# [Task goal]
Pick up the guide to server-side prepared statements below at the point where it stops, and continue writing it.

# [Excerpt]
This section covers using server-side prepared statements, an alternative to with_params. In general, prepared statements are more complex and less flexible than with_params, but might provide more efficiency under certain circumstances. Prefer with_params if you're not sure. See this section for a comparison between with_params and prepared statements.

Working with statements involves three networking operations:

The statement class holds a server-supplied handle to an open prepared statement.

Preparing a statement

Calling async_prepare_statement yields a statement object:

// Ask the server to prepare a statement to insert a new employee.
// statement is a lightweight handle to the server-side statement.
// Each ? is a parameter
mysql::statement stmt = co_await conn.async_prepare_statement(
    "INSERT INTO employee (first_name, last_name, salary, company_id) VALUES (?, ?, ?, ?)"
);

The question mark characters (?) represent parameters (as described here). When you execute the statement (next section), you provide values for each of the parameters you declared, and the server will use these values to run the statement.

Executing a statement

Before executing a statement, you must specify its actual parameters by calling statement::bind. Binding happens client-side: the statement handle and the passed parameters are packed into an object that can be passed to async_execute, without any communication with the server. The object returned by bind can be passed to async_execute:

// Bind and execute the statement. You must pass one parameter per '?' placeholder in the statement.
// In the real world, parameters should be runtime values, rather than constants.
// Note that bind() does not involve communication with the server
mysql::results result;
co_await conn.async_execute(stmt.bind("John", "Doe", 40000, "HGS"), result);

Some observations:

Closing a statement

Prepared statements are created server-side, and thus consume server resources. You can deallocate statements that you don't need anymore by calling async_close_statement:

// Deallocate the statement from the server.
// Note that closing the connection will also deallocate the statement.
co_await conn.async_close_statement(stmt);

Prepared statements are managed by the server on a per-session basis. This is, once you close your connection with the server, any allocated prepared statements will be automatically closed for you. Calling any_connection::async_reset_connection will also close all the statements prepared by the current session. This is used by connection_pool to clean up sessions.

In general, avoid closing statements explicitly if you're using async_reset_connection or connection_pool, or if you're preparing a fixed number of statements at program startup. Closing statements involves network traffic that can be avoided. On the other hand, if you are creating and destroying prepared statements dynamically without using the aforementioned techniques, consider closing statement explicitly to limit server resource consumption.

[Note] Note

statement's destructor does not deallocate the statement from the server. This is intentional, as closing a statement involves a network operation that may block or fail, and is not required by strategies involving async_reset_connection.

# [Information given]
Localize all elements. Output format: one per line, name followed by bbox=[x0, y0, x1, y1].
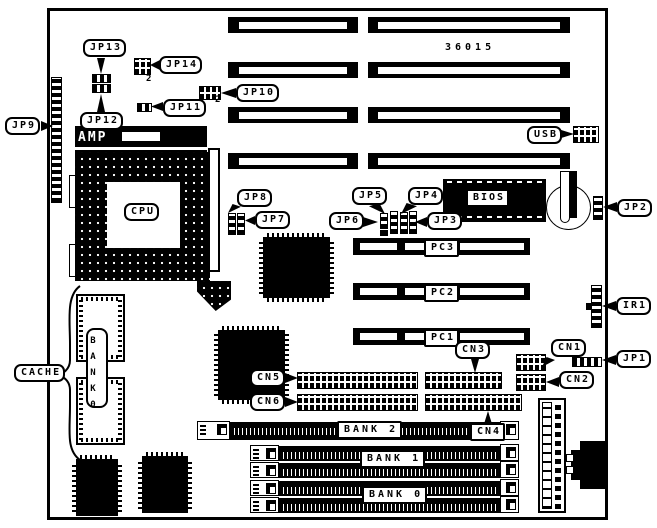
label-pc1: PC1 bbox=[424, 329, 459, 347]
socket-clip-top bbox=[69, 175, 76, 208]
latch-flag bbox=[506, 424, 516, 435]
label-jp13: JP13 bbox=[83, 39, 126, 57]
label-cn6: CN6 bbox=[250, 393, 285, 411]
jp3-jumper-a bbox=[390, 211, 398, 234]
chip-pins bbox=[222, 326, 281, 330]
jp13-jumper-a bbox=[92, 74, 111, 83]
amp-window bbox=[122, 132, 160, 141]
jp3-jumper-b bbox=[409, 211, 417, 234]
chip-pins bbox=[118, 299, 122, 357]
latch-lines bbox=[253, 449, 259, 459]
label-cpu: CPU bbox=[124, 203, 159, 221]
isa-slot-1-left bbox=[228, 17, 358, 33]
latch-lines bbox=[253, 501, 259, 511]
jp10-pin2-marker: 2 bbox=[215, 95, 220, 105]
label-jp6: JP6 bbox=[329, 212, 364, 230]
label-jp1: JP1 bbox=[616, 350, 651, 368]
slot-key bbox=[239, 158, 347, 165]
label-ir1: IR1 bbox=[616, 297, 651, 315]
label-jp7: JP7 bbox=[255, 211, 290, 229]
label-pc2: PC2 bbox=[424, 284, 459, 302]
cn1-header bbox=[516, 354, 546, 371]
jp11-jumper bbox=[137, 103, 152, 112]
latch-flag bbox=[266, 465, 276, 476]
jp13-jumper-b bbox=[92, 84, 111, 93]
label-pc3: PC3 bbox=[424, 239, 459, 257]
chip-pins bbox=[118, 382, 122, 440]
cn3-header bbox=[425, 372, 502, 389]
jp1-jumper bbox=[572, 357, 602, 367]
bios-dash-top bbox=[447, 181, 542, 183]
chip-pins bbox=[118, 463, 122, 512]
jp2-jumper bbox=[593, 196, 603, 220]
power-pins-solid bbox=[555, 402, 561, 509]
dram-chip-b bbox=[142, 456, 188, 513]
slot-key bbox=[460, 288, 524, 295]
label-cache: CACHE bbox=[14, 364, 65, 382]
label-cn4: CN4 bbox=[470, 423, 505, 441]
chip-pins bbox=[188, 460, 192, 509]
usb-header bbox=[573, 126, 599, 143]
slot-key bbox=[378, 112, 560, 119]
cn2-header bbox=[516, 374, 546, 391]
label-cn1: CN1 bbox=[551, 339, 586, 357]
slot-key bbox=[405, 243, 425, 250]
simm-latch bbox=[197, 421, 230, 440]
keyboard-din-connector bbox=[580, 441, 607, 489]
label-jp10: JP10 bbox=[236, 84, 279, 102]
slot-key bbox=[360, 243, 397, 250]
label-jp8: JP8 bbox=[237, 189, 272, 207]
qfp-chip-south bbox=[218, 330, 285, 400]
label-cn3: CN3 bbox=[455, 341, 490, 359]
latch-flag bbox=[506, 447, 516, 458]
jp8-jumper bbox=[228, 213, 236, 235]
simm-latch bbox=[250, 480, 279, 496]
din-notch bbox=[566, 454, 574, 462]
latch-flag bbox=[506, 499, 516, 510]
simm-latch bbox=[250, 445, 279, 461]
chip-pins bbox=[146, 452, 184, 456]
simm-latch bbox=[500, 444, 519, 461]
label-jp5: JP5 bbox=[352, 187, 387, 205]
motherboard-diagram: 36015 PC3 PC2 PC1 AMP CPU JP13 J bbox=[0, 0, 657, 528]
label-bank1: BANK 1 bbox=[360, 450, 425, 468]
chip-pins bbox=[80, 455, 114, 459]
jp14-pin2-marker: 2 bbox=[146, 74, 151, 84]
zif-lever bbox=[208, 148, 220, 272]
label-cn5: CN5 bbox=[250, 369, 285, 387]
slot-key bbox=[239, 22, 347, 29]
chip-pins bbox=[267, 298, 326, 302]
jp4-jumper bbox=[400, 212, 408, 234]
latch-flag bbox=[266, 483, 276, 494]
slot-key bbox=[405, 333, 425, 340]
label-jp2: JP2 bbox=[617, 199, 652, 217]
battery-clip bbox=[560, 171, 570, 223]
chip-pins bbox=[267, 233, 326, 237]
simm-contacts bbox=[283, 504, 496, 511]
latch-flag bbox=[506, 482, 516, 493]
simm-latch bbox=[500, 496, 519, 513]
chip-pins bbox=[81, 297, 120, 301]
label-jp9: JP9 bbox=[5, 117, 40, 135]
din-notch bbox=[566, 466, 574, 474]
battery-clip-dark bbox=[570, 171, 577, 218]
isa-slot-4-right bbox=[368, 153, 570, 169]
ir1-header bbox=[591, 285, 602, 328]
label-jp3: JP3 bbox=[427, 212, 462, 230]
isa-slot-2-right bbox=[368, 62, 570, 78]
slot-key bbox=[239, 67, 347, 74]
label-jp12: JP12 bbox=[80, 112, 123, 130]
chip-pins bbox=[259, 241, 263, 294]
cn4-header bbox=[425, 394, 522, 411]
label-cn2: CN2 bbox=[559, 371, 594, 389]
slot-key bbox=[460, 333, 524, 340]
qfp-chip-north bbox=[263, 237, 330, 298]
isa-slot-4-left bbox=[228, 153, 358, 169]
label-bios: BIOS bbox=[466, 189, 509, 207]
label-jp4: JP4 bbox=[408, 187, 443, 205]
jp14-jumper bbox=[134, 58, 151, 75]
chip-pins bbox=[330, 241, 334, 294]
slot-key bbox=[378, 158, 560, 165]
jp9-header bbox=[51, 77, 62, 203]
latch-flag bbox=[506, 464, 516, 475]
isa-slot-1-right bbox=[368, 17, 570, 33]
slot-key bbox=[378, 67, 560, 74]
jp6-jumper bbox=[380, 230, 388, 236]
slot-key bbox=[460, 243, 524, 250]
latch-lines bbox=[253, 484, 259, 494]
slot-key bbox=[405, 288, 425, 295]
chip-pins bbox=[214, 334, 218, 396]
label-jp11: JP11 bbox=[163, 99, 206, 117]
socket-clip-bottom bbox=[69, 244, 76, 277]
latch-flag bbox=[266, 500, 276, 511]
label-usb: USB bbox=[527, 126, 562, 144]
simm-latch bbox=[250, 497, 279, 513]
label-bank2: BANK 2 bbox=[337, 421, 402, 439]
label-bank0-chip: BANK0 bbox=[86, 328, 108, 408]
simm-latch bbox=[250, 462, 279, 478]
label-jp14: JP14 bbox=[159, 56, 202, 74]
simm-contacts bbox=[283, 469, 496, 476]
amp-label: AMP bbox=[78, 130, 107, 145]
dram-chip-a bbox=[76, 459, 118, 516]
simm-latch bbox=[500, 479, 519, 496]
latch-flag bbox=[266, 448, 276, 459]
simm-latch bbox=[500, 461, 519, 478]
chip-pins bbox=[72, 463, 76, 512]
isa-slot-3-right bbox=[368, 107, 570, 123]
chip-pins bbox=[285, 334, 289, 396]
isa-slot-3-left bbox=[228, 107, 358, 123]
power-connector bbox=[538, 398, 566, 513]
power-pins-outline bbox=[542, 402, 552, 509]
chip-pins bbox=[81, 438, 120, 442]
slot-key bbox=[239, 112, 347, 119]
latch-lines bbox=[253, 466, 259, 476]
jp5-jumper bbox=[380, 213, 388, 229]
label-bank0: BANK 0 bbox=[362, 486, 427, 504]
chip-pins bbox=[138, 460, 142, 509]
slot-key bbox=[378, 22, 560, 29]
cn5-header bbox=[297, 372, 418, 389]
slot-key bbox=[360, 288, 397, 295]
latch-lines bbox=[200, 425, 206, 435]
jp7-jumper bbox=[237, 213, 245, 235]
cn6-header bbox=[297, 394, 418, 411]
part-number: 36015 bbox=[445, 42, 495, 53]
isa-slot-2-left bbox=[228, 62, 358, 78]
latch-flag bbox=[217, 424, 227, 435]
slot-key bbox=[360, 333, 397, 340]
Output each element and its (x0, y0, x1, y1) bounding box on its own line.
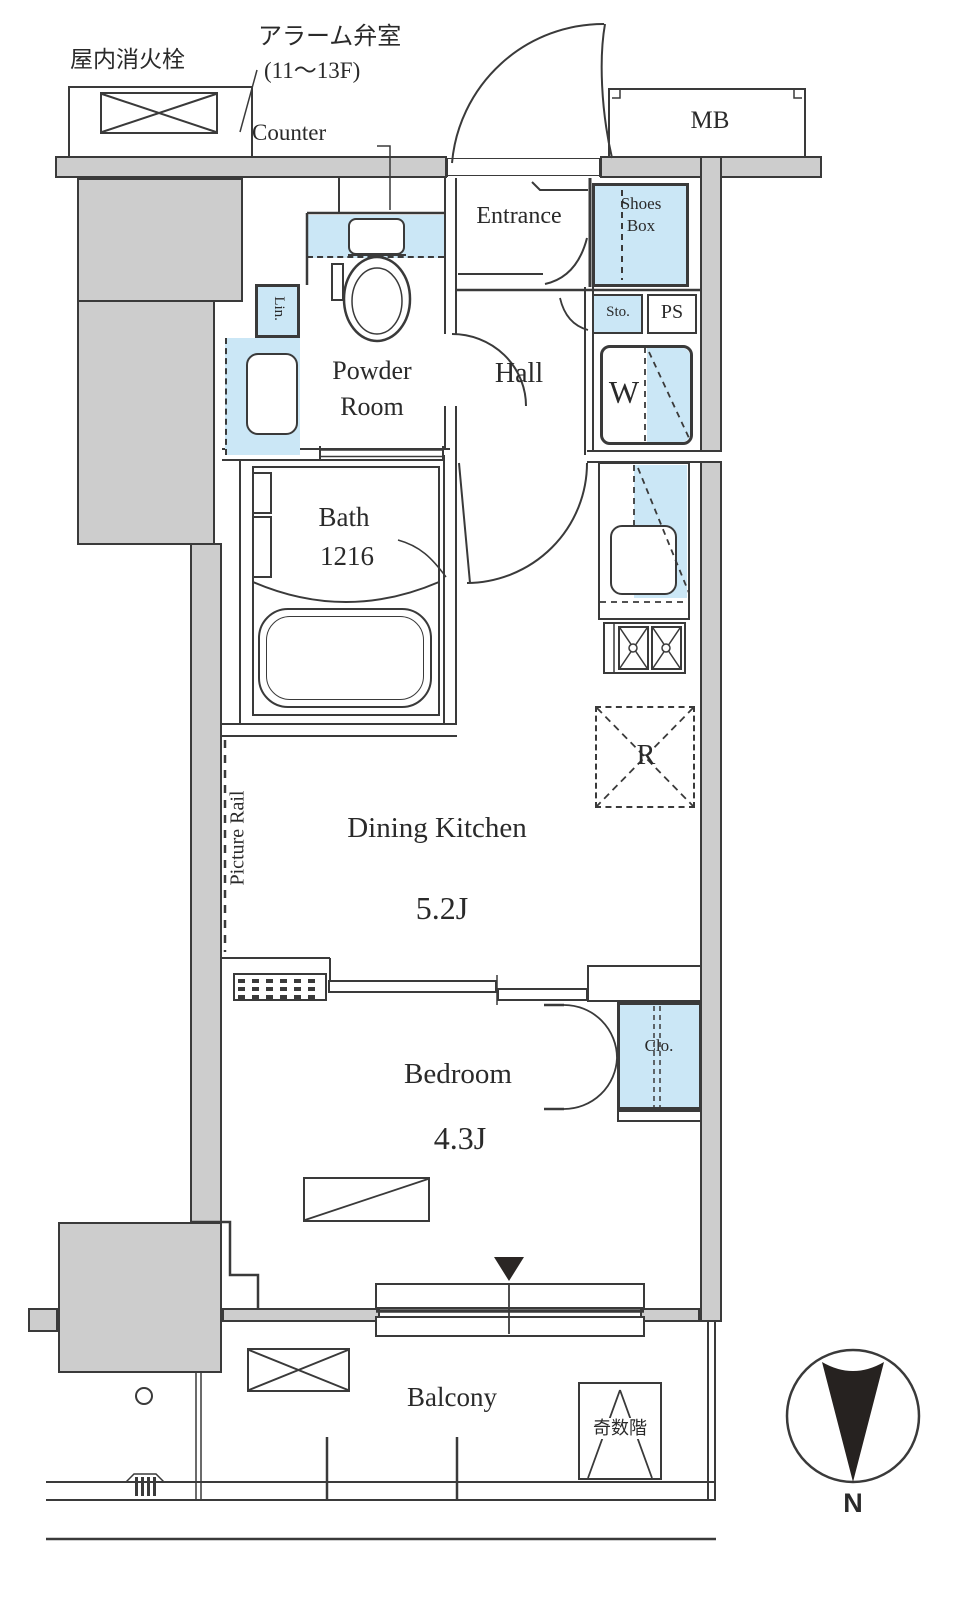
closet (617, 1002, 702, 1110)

# [Final result]
NULLs and optionals

You can pass std::optional and boost::optional for parameters that may be NULL:

// Inserts a new employee into the database.
// We may not have the salary information for some people,
// so we represent the value as an optional
asio::awaitable<void> insert_employee(
    mysql::any_connection& conn,
    const mysql::statement& stmt,
    std::string_view first_name,
    std::string_view last_name,
    std::optional<int> salary,
    std::string_view company_id
)
{
    // If salary has a value, an integer will be sent to the server.
    // Otherwise, a NULL value will be sent
    mysql::results result;
    co_await conn.async_execute(stmt.bind(first_name, last_name, salary, company_id), result);
}

Parameter server-side type casting

MySQL is quite permissive with the type of statement parameters. In most cases, it will perform the required casts for you. For example, the following will work:

// Prepare the statement
mysql::statement stmt = co_await conn.async_prepare_statement(
    "INSERT INTO employee (first_name, last_name, salary, company_id) VALUES (?, ?, ?, ?)"
);

// Execute it, passing an 8 byte unsigned integer as the salary value.
// The salary column was created as an INT (4 byte, signed integer).
// MySQL will cast the value server-side, and emit an error only if the supplied
// value is out of range of the target type
std::uint64_t salary = 45000;
mysql::results result;
co_await conn.async_execute(stmt.bind("John", "Doe", salary, "HGS"), result);

Executing a statement with a variable number of parameters

statement::bind has two forms:

The range should contain field or field_view elements, which can represent any MySQL type. For example:

// Executes the passed statement with the given parameters.
asio::awaitable<void> execute_statement(
    mysql::any_connection& conn,
    const mysql::statement& stmt,
    const std::vector<mysql::field>& params
)
{
    mysql::results result;
    co_await conn.async_execute(stmt.bind(params.begin(), params.end()), result);

    // Do something useful with result
}

Type mapping reference for prepared statement parameters

The following table contains a reference of the types that can be used when binding a statement. If a type can be used this way, we say to satisfy the WritableField concept. The table shows how a parameter v in a expression conn.execute(stmt.bind(v), result) is interpreted by MySQL, depending on v's type.

C++ type

MySQL type

Compatible with...

signed char, short, int, long, long long

BIGINT

Signed TINYINT, SMALLINT, MEDIUMINT, INT, BIGINT

unsigned char, unsigned short, unsigned int, unsigned long, unsigned long long

UNSIGNED BIGINT

Unsigned TINYINT, SMALLINT, MEDIUMINT, INT, BIGINT, YEAR, BIT

bool

BIGINT (1 if true, 0 if false)

TINYINT

std::basic_string<char, std::char_traits<char>, Allocator> (including std::string), string_view, std::string_view, const char*

VARCHAR

CHAR, VARCHAR, TEXT (all sizes), ENUM, SET, JSON, DECIMAL, NUMERIC

std::basic_vector<unsigned char, Allocator> (including blob), blob_view

BLOB

BINARY, VARBINARY, BLOB (all sizes), GEOMETRY

float

FLOAT

FLOAT

double

DOUBLE

DOUBLE

date

DATE

DATE

datetime

DATETIME

DATETIME, TIMESTAMP

time
Any std::chrono::duration convertible to time

TIME

TIME

std::nullptr_t

NULL

Any of the other types. Used to insert NULLs, for example.

std::optional<T>

Applies T's type mapping if the optional has a value.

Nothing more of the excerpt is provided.